→ INSTRUCTIONS TO FOLLOW: From the entries below, extract every line that includes the word "EXPERIENCE".

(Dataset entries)
- - - -

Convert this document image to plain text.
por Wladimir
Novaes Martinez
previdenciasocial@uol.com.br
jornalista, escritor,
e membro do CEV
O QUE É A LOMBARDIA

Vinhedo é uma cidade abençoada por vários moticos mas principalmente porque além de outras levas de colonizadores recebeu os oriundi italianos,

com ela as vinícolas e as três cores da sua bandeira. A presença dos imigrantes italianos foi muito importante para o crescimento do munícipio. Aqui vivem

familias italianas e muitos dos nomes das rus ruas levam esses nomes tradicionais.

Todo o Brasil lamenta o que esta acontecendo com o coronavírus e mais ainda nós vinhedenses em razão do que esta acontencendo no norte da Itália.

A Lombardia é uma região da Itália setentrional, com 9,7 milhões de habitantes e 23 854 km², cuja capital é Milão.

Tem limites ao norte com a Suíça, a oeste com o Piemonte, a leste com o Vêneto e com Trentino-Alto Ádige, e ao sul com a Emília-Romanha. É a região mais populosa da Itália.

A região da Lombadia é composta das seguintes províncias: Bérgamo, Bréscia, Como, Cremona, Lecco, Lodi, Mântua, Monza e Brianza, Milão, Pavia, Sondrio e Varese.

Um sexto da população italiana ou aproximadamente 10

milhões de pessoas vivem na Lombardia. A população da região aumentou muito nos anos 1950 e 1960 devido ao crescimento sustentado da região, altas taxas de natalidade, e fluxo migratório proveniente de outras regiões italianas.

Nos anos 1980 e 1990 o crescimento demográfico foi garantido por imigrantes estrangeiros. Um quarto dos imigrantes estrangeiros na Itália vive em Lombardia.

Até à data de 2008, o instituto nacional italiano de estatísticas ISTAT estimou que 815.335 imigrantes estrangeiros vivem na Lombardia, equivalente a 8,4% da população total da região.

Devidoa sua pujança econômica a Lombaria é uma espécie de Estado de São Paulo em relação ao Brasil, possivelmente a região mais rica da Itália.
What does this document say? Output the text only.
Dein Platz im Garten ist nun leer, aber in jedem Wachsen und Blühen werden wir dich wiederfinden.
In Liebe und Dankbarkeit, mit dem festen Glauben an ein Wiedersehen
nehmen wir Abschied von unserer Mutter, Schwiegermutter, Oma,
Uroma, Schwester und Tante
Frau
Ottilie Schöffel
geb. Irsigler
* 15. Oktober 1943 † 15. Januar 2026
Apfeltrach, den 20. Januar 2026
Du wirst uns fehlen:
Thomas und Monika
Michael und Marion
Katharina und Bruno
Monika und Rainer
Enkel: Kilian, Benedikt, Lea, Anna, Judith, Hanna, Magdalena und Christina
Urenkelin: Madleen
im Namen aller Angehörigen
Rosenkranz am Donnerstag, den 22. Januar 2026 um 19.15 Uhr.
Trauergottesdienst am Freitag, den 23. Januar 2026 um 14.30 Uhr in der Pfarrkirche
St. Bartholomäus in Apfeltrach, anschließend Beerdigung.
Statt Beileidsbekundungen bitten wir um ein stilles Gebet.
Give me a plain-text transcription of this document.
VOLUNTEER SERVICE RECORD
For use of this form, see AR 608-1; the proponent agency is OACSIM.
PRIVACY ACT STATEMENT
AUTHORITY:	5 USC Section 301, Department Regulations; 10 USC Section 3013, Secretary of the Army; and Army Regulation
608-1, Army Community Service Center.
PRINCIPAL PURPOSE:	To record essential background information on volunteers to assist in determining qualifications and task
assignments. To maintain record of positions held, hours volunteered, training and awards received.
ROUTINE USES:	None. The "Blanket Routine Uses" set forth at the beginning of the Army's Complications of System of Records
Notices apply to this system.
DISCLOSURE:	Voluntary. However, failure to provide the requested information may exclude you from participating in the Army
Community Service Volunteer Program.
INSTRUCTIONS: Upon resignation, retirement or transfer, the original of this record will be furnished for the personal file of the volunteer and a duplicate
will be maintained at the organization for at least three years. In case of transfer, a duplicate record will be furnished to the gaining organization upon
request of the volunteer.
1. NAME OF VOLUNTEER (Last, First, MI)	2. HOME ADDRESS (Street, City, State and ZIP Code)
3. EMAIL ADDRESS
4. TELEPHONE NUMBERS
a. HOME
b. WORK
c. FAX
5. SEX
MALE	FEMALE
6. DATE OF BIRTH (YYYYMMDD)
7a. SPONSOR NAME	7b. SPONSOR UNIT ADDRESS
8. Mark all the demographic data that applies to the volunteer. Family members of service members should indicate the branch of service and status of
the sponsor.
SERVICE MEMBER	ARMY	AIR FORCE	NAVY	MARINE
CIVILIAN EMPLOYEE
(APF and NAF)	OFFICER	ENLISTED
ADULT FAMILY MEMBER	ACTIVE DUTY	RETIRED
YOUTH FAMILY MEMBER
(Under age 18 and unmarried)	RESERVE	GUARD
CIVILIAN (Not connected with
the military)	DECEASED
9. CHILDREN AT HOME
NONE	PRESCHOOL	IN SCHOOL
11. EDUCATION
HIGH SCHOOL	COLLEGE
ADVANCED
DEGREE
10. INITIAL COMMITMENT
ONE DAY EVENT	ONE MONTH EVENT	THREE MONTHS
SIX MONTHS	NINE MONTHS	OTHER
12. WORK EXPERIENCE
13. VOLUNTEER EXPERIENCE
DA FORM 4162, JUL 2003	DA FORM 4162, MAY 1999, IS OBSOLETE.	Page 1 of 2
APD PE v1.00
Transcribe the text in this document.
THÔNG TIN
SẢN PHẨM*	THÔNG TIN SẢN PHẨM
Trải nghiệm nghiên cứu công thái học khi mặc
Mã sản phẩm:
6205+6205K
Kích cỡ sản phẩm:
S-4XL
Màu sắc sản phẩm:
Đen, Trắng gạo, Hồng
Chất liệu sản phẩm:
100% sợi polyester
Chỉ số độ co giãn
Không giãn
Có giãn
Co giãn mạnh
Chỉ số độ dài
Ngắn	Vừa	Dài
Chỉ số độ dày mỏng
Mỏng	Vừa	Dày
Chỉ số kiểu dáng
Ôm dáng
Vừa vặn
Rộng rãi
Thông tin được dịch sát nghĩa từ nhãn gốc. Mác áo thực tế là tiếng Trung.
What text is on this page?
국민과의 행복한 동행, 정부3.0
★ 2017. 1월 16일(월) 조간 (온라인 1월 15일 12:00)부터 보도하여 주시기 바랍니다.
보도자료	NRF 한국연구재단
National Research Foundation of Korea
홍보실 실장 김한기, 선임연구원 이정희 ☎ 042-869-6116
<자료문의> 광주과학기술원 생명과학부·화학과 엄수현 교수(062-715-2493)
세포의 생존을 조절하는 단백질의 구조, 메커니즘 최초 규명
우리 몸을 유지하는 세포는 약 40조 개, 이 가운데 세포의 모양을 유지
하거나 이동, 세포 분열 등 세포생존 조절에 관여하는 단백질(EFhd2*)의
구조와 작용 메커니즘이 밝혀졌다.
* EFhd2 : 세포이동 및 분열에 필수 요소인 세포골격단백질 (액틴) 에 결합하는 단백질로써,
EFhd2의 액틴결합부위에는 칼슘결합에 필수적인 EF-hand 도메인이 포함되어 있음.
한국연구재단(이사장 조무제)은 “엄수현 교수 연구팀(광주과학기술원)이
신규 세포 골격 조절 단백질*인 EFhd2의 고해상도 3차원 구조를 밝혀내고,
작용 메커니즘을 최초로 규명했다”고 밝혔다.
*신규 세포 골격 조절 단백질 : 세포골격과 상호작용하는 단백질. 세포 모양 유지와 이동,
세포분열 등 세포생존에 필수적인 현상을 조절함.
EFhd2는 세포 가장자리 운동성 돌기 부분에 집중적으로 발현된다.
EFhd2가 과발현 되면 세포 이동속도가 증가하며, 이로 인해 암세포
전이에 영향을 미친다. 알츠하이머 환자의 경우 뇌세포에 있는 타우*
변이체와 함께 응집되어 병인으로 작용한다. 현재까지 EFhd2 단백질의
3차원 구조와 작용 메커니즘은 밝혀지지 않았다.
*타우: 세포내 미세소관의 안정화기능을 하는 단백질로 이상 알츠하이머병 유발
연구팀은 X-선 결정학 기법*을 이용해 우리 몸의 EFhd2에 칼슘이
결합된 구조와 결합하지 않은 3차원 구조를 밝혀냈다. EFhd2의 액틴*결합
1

- - - -

→ SOLUTION FOR THIS PROBLEM:
12. WORK EXPERIENCE
13. VOLUNTEER EXPERIENCE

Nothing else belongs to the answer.